Locate the lines where "value" occurs and copy them as they stand.

%%

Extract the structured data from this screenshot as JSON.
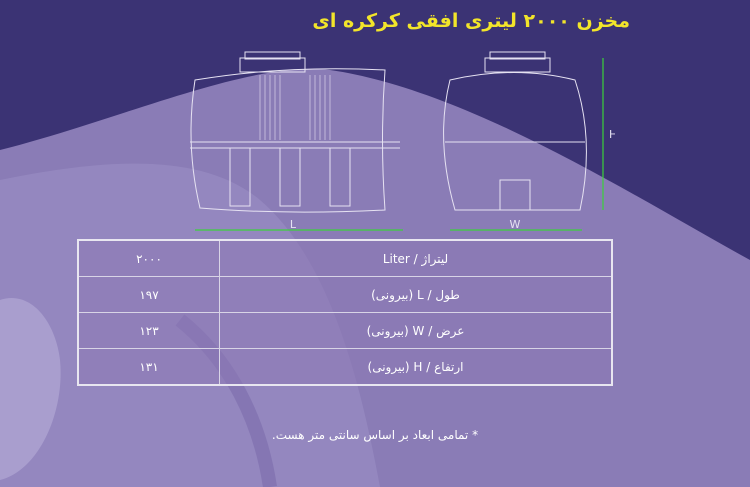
{
  "title": "مخزن ۲۰۰۰ لیتری افقی کرکره ای",
  "diagram": {
    "length_label": "L",
    "width_label": "W",
    "height_label": "H",
    "dimension_color": "#3ad13a"
  },
  "specs": {
    "rows": [
      {
        "label": "لیتراژ / Liter",
        "value": "۲۰۰۰"
      },
      {
        "label": "طول / L (بیرونی)",
        "value": "۱۹۷"
      },
      {
        "label": "عرض / W (بیرونی)",
        "value": "۱۲۳"
      },
      {
        "label": "ارتفاع / H (بیرونی)",
        "value": "۱۳۱"
      }
    ]
  },
  "note": "* تمامی ابعاد بر اساس سانتی متر هست."
}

%%

Full solution:
        "value": "۲۰۰۰"
        "value": "۱۹۷"
        "value": "۱۲۳"
        "value": "۱۳۱"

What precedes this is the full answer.